+++ PROVIDED RECORDS +++
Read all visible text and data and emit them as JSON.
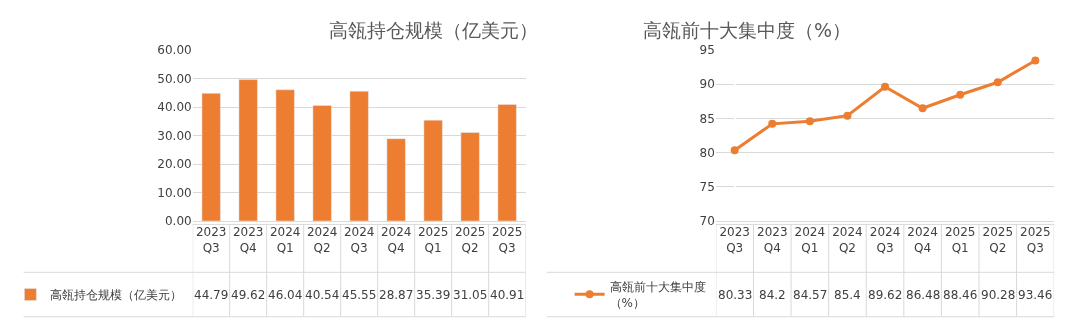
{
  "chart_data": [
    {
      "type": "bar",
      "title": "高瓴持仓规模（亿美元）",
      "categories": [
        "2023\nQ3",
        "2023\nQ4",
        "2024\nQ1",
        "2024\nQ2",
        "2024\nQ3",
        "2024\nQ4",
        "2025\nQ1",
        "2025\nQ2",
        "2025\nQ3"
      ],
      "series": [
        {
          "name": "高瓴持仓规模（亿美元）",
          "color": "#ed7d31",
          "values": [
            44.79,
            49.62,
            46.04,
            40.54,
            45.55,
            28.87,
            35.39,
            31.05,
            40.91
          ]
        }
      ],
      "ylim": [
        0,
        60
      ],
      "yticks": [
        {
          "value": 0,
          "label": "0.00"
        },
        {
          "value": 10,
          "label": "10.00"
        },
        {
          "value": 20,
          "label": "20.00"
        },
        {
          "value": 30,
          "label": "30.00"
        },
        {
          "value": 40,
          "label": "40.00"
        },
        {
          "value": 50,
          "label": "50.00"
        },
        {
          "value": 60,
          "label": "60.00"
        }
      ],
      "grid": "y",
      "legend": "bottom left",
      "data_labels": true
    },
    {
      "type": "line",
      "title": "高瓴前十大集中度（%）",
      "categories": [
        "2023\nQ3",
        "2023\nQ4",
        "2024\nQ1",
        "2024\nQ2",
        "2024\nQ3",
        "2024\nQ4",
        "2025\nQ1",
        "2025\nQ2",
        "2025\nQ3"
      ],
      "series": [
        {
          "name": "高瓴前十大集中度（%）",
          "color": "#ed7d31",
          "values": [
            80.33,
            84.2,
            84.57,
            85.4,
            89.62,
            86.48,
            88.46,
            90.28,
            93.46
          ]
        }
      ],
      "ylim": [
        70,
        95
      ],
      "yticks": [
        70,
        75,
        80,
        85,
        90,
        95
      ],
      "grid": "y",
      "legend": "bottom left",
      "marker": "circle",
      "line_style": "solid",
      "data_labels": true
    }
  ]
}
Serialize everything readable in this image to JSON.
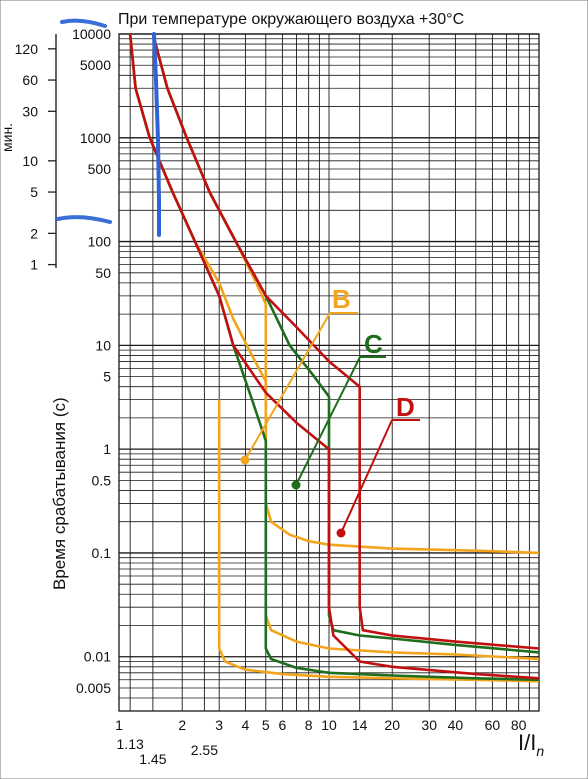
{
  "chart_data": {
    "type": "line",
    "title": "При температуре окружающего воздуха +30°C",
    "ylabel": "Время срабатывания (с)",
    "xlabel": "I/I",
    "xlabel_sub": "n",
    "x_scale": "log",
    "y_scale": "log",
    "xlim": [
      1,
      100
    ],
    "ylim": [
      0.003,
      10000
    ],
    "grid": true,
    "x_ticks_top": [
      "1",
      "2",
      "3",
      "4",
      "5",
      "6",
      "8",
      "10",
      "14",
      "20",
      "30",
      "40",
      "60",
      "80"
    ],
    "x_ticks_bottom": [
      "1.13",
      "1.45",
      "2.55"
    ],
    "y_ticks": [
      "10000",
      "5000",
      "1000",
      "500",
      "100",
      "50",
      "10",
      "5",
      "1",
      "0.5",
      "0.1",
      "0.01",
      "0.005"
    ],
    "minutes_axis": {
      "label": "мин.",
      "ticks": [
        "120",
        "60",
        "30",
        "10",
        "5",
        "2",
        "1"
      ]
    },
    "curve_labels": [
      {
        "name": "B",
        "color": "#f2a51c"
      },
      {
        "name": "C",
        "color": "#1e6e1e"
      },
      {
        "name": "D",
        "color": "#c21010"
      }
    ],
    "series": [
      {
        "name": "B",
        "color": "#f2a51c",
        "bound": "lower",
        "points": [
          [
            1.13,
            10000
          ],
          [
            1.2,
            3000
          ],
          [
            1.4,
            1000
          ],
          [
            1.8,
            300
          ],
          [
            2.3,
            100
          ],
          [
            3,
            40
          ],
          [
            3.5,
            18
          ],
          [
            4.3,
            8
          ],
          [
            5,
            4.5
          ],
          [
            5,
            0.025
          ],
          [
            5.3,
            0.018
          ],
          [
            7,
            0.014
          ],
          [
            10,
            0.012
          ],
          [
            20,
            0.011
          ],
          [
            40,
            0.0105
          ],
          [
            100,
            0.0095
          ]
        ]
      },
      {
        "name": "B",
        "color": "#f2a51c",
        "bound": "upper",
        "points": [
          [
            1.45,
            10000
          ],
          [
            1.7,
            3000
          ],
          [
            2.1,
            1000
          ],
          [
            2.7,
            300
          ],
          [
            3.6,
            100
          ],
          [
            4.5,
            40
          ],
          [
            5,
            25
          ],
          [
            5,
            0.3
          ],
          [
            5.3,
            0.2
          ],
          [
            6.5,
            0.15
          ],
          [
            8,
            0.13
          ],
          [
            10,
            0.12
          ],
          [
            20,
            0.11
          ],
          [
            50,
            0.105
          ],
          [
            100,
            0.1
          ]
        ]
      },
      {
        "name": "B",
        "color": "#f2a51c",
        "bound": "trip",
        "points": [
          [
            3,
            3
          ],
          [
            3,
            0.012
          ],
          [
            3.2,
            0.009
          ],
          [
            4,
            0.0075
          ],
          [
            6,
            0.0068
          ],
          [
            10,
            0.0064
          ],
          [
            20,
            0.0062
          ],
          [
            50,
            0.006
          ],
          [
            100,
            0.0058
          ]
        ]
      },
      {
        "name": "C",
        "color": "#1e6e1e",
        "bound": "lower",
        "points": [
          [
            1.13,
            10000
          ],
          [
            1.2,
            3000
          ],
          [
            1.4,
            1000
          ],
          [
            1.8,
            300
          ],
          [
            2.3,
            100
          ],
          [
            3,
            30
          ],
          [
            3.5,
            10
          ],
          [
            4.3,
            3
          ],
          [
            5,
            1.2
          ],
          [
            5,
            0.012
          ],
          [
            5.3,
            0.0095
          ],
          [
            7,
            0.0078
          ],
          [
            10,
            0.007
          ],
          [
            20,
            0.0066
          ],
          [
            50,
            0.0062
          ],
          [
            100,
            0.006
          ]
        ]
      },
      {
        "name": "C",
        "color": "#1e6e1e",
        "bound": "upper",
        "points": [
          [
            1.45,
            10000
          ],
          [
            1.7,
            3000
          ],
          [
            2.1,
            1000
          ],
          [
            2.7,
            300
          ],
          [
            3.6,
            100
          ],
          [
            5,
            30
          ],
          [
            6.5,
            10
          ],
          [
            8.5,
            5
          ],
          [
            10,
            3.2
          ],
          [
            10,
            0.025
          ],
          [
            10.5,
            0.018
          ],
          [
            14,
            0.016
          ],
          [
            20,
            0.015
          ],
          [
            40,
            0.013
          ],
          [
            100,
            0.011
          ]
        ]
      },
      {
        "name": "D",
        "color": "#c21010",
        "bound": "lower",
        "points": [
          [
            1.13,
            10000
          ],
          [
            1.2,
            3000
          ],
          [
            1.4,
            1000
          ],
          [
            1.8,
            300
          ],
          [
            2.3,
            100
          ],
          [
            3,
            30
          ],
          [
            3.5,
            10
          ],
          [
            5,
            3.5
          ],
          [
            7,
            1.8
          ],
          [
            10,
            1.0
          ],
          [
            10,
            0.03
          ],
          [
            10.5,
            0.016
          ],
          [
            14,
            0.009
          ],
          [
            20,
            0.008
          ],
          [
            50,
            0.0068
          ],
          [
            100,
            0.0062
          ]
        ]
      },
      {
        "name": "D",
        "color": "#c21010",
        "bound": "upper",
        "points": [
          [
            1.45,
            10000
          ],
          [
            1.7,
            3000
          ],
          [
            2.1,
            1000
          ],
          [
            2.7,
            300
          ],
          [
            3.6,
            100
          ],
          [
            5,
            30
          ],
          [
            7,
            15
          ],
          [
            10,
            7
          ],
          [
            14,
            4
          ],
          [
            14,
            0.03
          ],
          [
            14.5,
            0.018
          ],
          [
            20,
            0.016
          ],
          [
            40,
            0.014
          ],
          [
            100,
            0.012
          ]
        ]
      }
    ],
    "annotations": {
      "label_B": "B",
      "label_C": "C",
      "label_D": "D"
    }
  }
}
+++
* **SHORT EXERCISE**
Extract every line of the data exactly; pictures stay out.

* **CORRECT RESULT**
Read all visible text and data and emit them as JSON.
{
  "chart_data": [
    {
      "type": "bar",
      "title": "高瓴持仓规模（亿美元）",
      "categories": [
        "2023\nQ3",
        "2023\nQ4",
        "2024\nQ1",
        "2024\nQ2",
        "2024\nQ3",
        "2024\nQ4",
        "2025\nQ1",
        "2025\nQ2",
        "2025\nQ3"
      ],
      "series": [
        {
          "name": "高瓴持仓规模（亿美元）",
          "color": "#ed7d31",
          "values": [
            44.79,
            49.62,
            46.04,
            40.54,
            45.55,
            28.87,
            35.39,
            31.05,
            40.91
          ]
        }
      ],
      "ylim": [
        0,
        60
      ],
      "yticks": [
        {
          "value": 0,
          "label": "0.00"
        },
        {
          "value": 10,
          "label": "10.00"
        },
        {
          "value": 20,
          "label": "20.00"
        },
        {
          "value": 30,
          "label": "30.00"
        },
        {
          "value": 40,
          "label": "40.00"
        },
        {
          "value": 50,
          "label": "50.00"
        },
        {
          "value": 60,
          "label": "60.00"
        }
      ],
      "grid": "y",
      "legend": "bottom left",
      "data_labels": true
    },
    {
      "type": "line",
      "title": "高瓴前十大集中度（%）",
      "categories": [
        "2023\nQ3",
        "2023\nQ4",
        "2024\nQ1",
        "2024\nQ2",
        "2024\nQ3",
        "2024\nQ4",
        "2025\nQ1",
        "2025\nQ2",
        "2025\nQ3"
      ],
      "series": [
        {
          "name": "高瓴前十大集中度（%）",
          "color": "#ed7d31",
          "values": [
            80.33,
            84.2,
            84.57,
            85.4,
            89.62,
            86.48,
            88.46,
            90.28,
            93.46
          ]
        }
      ],
      "ylim": [
        70,
        95
      ],
      "yticks": [
        70,
        75,
        80,
        85,
        90,
        95
      ],
      "grid": "y",
      "legend": "bottom left",
      "marker": "circle",
      "line_style": "solid",
      "data_labels": true
    }
  ]
}
Serialize everything readable in this image to JSON.
{
  "chart_data": {
    "type": "line",
    "title": "При температуре окружающего воздуха +30°C",
    "ylabel": "Время срабатывания (с)",
    "xlabel": "I/I",
    "xlabel_sub": "n",
    "x_scale": "log",
    "y_scale": "log",
    "xlim": [
      1,
      100
    ],
    "ylim": [
      0.003,
      10000
    ],
    "grid": true,
    "x_ticks_top": [
      "1",
      "2",
      "3",
      "4",
      "5",
      "6",
      "8",
      "10",
      "14",
      "20",
      "30",
      "40",
      "60",
      "80"
    ],
    "x_ticks_bottom": [
      "1.13",
      "1.45",
      "2.55"
    ],
    "y_ticks": [
      "10000",
      "5000",
      "1000",
      "500",
      "100",
      "50",
      "10",
      "5",
      "1",
      "0.5",
      "0.1",
      "0.01",
      "0.005"
    ],
    "minutes_axis": {
      "label": "мин.",
      "ticks": [
        "120",
        "60",
        "30",
        "10",
        "5",
        "2",
        "1"
      ]
    },
    "curve_labels": [
      {
        "name": "B",
        "color": "#f2a51c"
      },
      {
        "name": "C",
        "color": "#1e6e1e"
      },
      {
        "name": "D",
        "color": "#c21010"
      }
    ],
    "series": [
      {
        "name": "B",
        "color": "#f2a51c",
        "bound": "lower",
        "points": [
          [
            1.13,
            10000
          ],
          [
            1.2,
            3000
          ],
          [
            1.4,
            1000
          ],
          [
            1.8,
            300
          ],
          [
            2.3,
            100
          ],
          [
            3,
            40
          ],
          [
            3.5,
            18
          ],
          [
            4.3,
            8
          ],
          [
            5,
            4.5
          ],
          [
            5,
            0.025
          ],
          [
            5.3,
            0.018
          ],
          [
            7,
            0.014
          ],
          [
            10,
            0.012
          ],
          [
            20,
            0.011
          ],
          [
            40,
            0.0105
          ],
          [
            100,
            0.0095
          ]
        ]
      },
      {
        "name": "B",
        "color": "#f2a51c",
        "bound": "upper",
        "points": [
          [
            1.45,
            10000
          ],
          [
            1.7,
            3000
          ],
          [
            2.1,
            1000
          ],
          [
            2.7,
            300
          ],
          [
            3.6,
            100
          ],
          [
            4.5,
            40
          ],
          [
            5,
            25
          ],
          [
            5,
            0.3
          ],
          [
            5.3,
            0.2
          ],
          [
            6.5,
            0.15
          ],
          [
            8,
            0.13
          ],
          [
            10,
            0.12
          ],
          [
            20,
            0.11
          ],
          [
            50,
            0.105
          ],
          [
            100,
            0.1
          ]
        ]
      },
      {
        "name": "B",
        "color": "#f2a51c",
        "bound": "trip",
        "points": [
          [
            3,
            3
          ],
          [
            3,
            0.012
          ],
          [
            3.2,
            0.009
          ],
          [
            4,
            0.0075
          ],
          [
            6,
            0.0068
          ],
          [
            10,
            0.0064
          ],
          [
            20,
            0.0062
          ],
          [
            50,
            0.006
          ],
          [
            100,
            0.0058
          ]
        ]
      },
      {
        "name": "C",
        "color": "#1e6e1e",
        "bound": "lower",
        "points": [
          [
            1.13,
            10000
          ],
          [
            1.2,
            3000
          ],
          [
            1.4,
            1000
          ],
          [
            1.8,
            300
          ],
          [
            2.3,
            100
          ],
          [
            3,
            30
          ],
          [
            3.5,
            10
          ],
          [
            4.3,
            3
          ],
          [
            5,
            1.2
          ],
          [
            5,
            0.012
          ],
          [
            5.3,
            0.0095
          ],
          [
            7,
            0.0078
          ],
          [
            10,
            0.007
          ],
          [
            20,
            0.0066
          ],
          [
            50,
            0.0062
          ],
          [
            100,
            0.006
          ]
        ]
      },
      {
        "name": "C",
        "color": "#1e6e1e",
        "bound": "upper",
        "points": [
          [
            1.45,
            10000
          ],
          [
            1.7,
            3000
          ],
          [
            2.1,
            1000
          ],
          [
            2.7,
            300
          ],
          [
            3.6,
            100
          ],
          [
            5,
            30
          ],
          [
            6.5,
            10
          ],
          [
            8.5,
            5
          ],
          [
            10,
            3.2
          ],
          [
            10,
            0.025
          ],
          [
            10.5,
            0.018
          ],
          [
            14,
            0.016
          ],
          [
            20,
            0.015
          ],
          [
            40,
            0.013
          ],
          [
            100,
            0.011
          ]
        ]
      },
      {
        "name": "D",
        "color": "#c21010",
        "bound": "lower",
        "points": [
          [
            1.13,
            10000
          ],
          [
            1.2,
            3000
          ],
          [
            1.4,
            1000
          ],
          [
            1.8,
            300
          ],
          [
            2.3,
            100
          ],
          [
            3,
            30
          ],
          [
            3.5,
            10
          ],
          [
            5,
            3.5
          ],
          [
            7,
            1.8
          ],
          [
            10,
            1.0
          ],
          [
            10,
            0.03
          ],
          [
            10.5,
            0.016
          ],
          [
            14,
            0.009
          ],
          [
            20,
            0.008
          ],
          [
            50,
            0.0068
          ],
          [
            100,
            0.0062
          ]
        ]
      },
      {
        "name": "D",
        "color": "#c21010",
        "bound": "upper",
        "points": [
          [
            1.45,
            10000
          ],
          [
            1.7,
            3000
          ],
          [
            2.1,
            1000
          ],
          [
            2.7,
            300
          ],
          [
            3.6,
            100
          ],
          [
            5,
            30
          ],
          [
            7,
            15
          ],
          [
            10,
            7
          ],
          [
            14,
            4
          ],
          [
            14,
            0.03
          ],
          [
            14.5,
            0.018
          ],
          [
            20,
            0.016
          ],
          [
            40,
            0.014
          ],
          [
            100,
            0.012
          ]
        ]
      }
    ],
    "annotations": {
      "label_B": "B",
      "label_C": "C",
      "label_D": "D"
    }
  }
}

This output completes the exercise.